Which lines in the material below contain the word "Gilbert"? Copy each of them.

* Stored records
########################################

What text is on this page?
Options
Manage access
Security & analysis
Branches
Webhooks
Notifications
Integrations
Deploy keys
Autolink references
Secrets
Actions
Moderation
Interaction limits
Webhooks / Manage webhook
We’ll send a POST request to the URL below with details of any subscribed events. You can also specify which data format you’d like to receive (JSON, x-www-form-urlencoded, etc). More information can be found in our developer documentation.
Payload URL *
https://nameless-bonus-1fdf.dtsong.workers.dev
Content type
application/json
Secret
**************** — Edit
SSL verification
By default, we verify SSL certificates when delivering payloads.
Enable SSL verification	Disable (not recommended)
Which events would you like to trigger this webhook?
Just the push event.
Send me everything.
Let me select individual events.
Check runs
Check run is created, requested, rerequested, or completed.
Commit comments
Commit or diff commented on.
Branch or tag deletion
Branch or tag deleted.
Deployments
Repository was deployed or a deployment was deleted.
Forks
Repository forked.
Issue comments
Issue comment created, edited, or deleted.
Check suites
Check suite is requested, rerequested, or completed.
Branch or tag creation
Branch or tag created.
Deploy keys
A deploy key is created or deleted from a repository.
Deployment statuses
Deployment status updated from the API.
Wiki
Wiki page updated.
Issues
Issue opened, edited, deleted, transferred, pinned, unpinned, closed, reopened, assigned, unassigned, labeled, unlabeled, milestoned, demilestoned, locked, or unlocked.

########################################

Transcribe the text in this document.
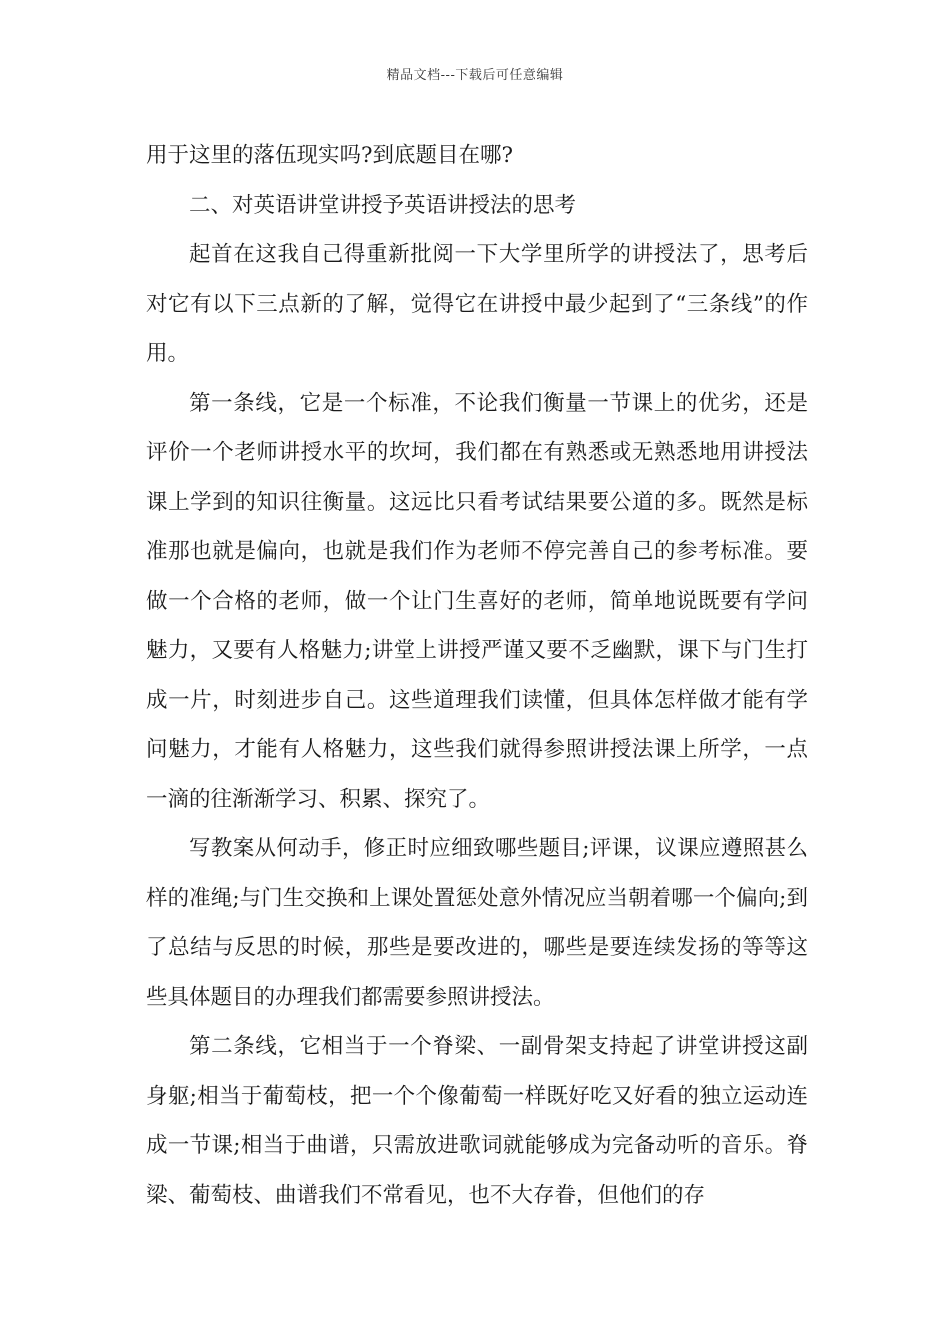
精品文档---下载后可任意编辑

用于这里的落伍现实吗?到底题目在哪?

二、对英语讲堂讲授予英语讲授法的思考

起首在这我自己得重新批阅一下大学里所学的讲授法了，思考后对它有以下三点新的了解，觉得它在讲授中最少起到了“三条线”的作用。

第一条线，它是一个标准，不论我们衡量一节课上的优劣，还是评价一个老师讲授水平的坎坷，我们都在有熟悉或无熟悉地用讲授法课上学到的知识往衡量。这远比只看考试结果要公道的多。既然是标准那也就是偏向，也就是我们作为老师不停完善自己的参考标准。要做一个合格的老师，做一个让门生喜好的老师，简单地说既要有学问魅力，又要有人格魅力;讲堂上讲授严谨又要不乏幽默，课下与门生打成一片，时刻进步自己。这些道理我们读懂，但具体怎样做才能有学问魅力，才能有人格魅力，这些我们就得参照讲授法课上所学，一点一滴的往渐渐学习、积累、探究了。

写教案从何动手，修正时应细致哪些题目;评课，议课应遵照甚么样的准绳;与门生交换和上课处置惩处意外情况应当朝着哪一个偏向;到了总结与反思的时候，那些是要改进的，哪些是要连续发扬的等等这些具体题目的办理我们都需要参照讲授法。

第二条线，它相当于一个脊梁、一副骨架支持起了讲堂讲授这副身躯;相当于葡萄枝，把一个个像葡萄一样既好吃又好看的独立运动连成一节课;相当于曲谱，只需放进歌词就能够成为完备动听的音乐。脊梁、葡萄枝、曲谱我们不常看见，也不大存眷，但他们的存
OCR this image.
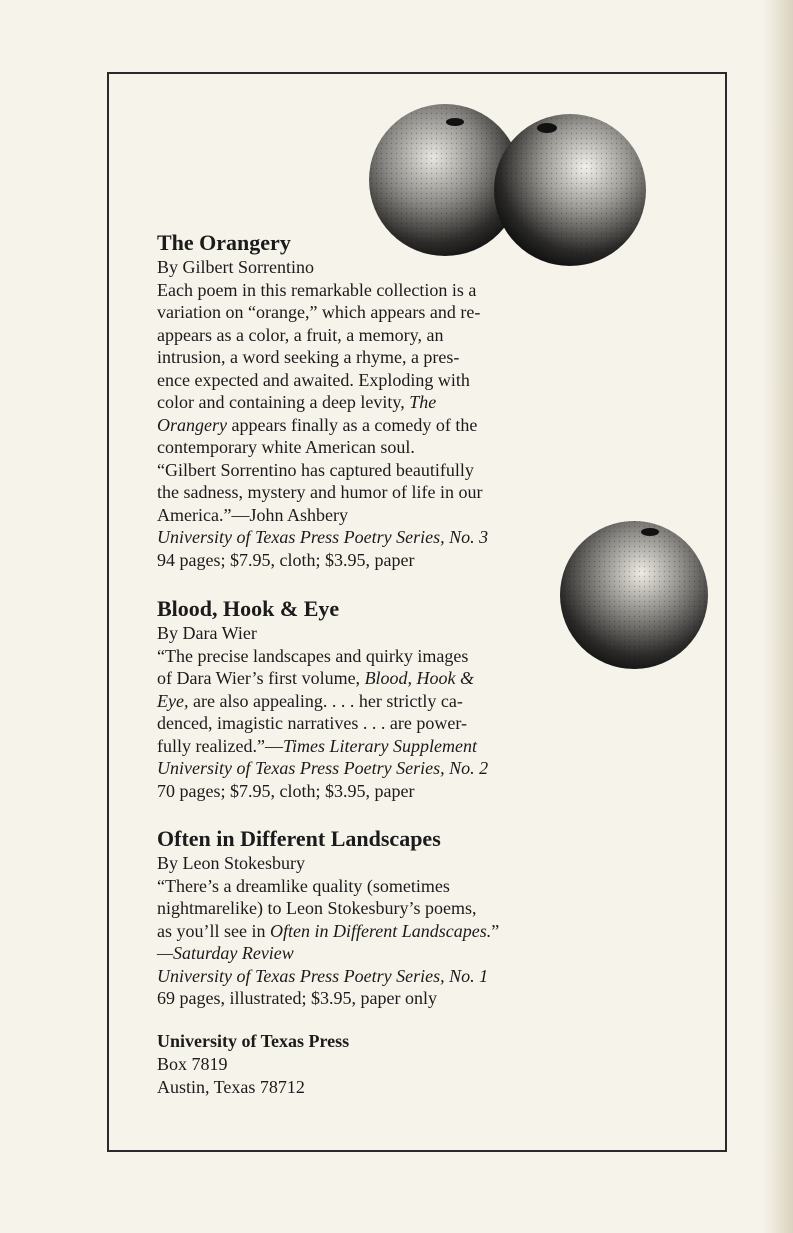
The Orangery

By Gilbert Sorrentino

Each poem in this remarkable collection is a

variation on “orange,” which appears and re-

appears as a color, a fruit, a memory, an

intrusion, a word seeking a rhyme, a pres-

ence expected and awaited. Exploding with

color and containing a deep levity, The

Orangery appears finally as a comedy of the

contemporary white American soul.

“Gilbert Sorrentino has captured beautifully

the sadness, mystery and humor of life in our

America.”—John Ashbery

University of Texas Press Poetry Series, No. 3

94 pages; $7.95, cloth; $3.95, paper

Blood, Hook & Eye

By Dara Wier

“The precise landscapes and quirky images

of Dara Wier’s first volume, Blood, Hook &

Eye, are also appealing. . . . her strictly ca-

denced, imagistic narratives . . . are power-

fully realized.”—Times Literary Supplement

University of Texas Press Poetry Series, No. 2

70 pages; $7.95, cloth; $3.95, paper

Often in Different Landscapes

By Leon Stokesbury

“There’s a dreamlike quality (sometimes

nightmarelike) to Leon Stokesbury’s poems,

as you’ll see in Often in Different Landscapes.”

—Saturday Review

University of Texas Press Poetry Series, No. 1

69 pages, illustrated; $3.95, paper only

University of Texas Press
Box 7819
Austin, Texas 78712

########################################

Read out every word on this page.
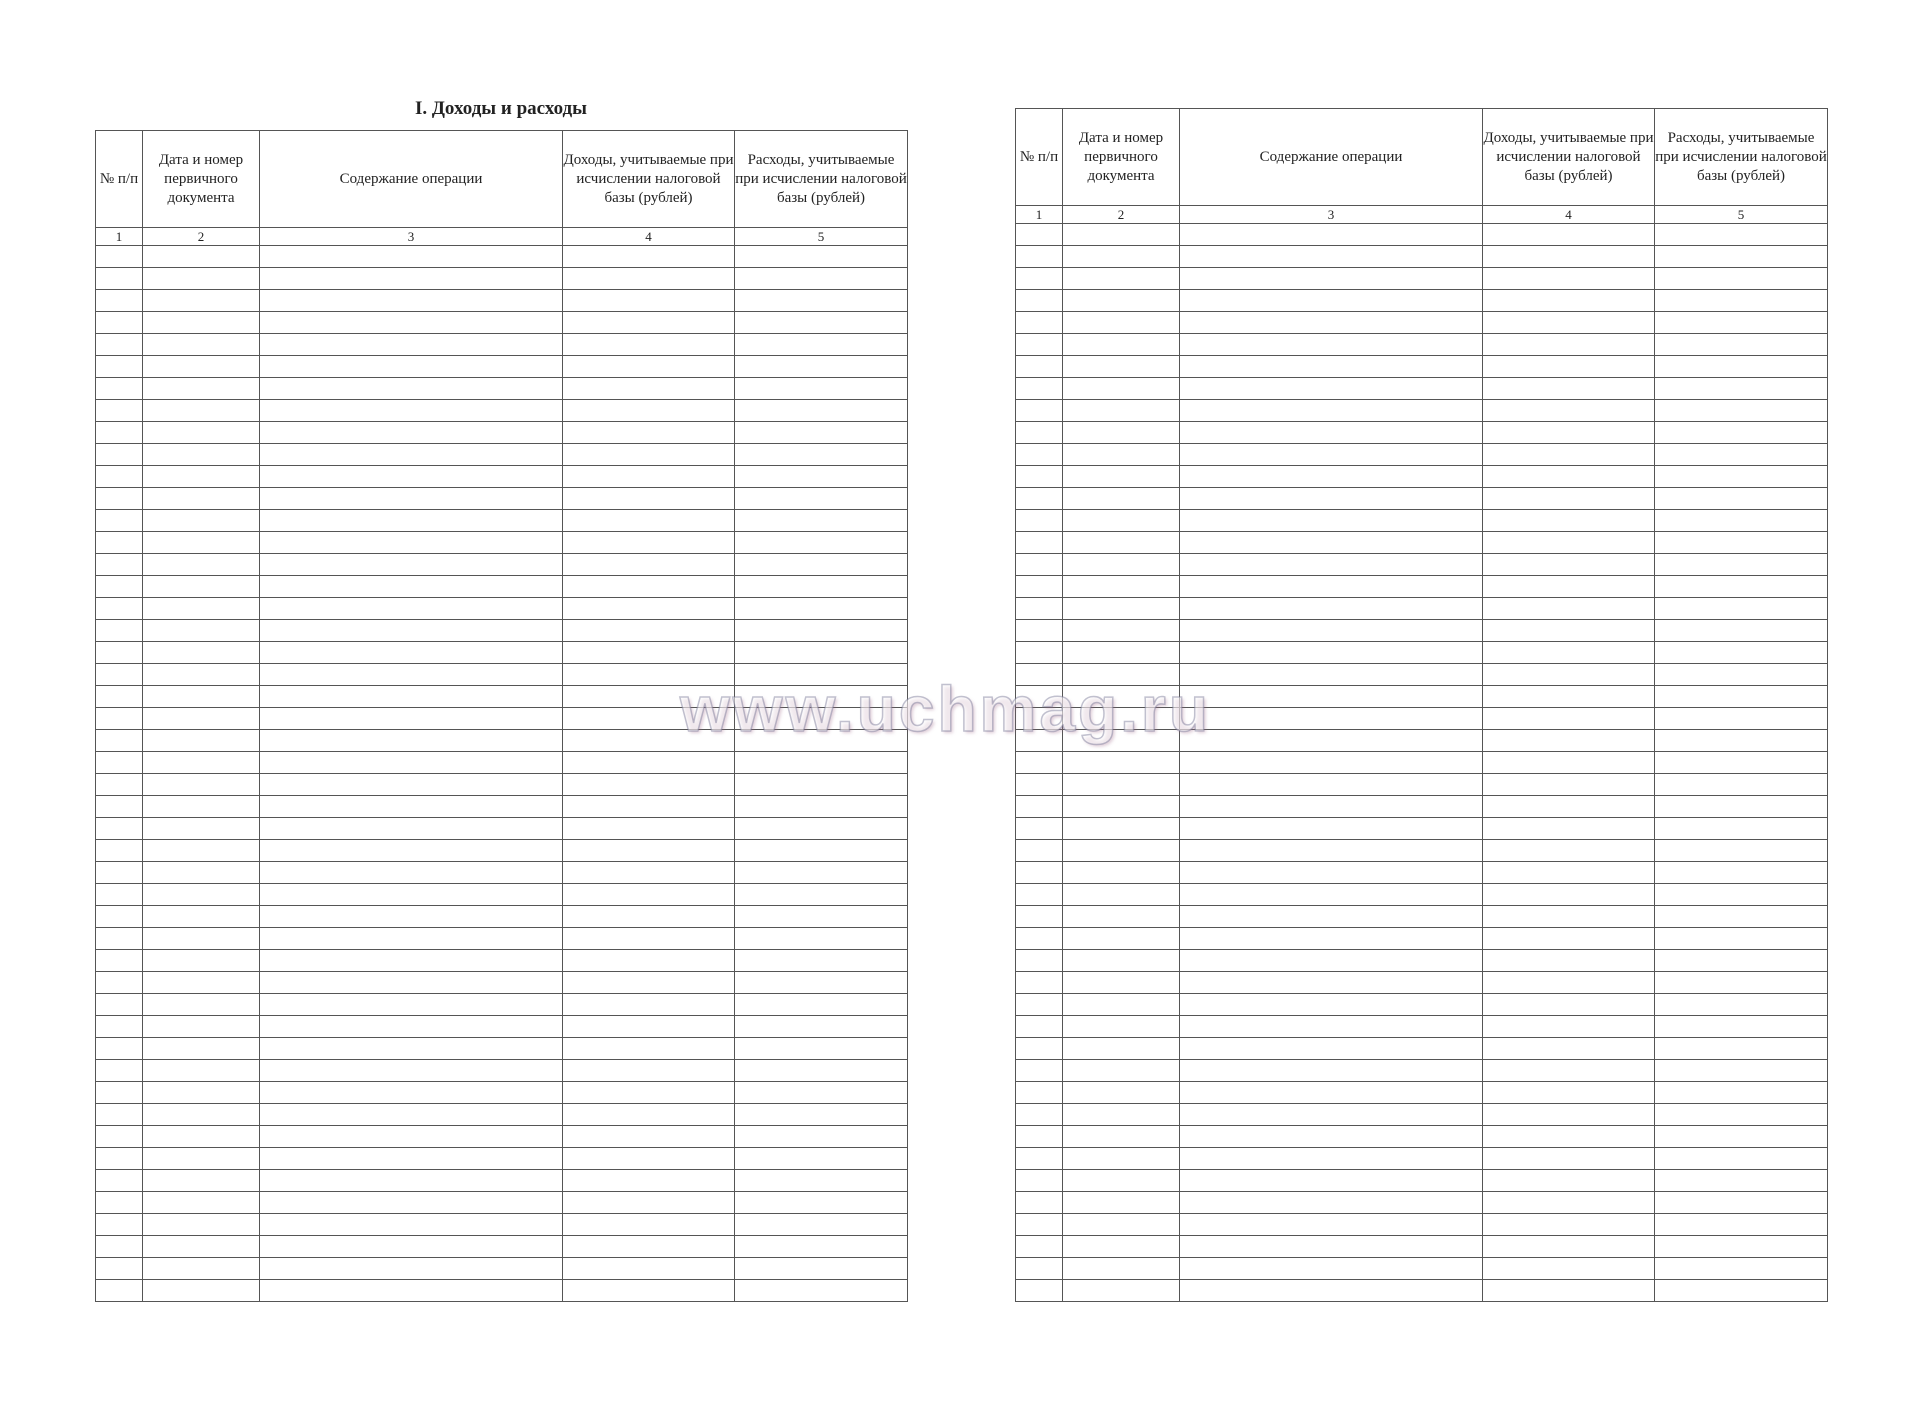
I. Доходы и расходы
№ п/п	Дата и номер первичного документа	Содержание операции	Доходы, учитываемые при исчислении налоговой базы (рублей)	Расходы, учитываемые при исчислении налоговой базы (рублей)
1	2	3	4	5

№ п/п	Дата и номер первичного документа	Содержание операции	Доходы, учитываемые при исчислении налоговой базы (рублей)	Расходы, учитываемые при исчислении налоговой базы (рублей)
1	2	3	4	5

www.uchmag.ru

########################################

* EXERCISE ANSWER
By Gilbert Sorrentino
“Gilbert Sorrentino has captured beautifully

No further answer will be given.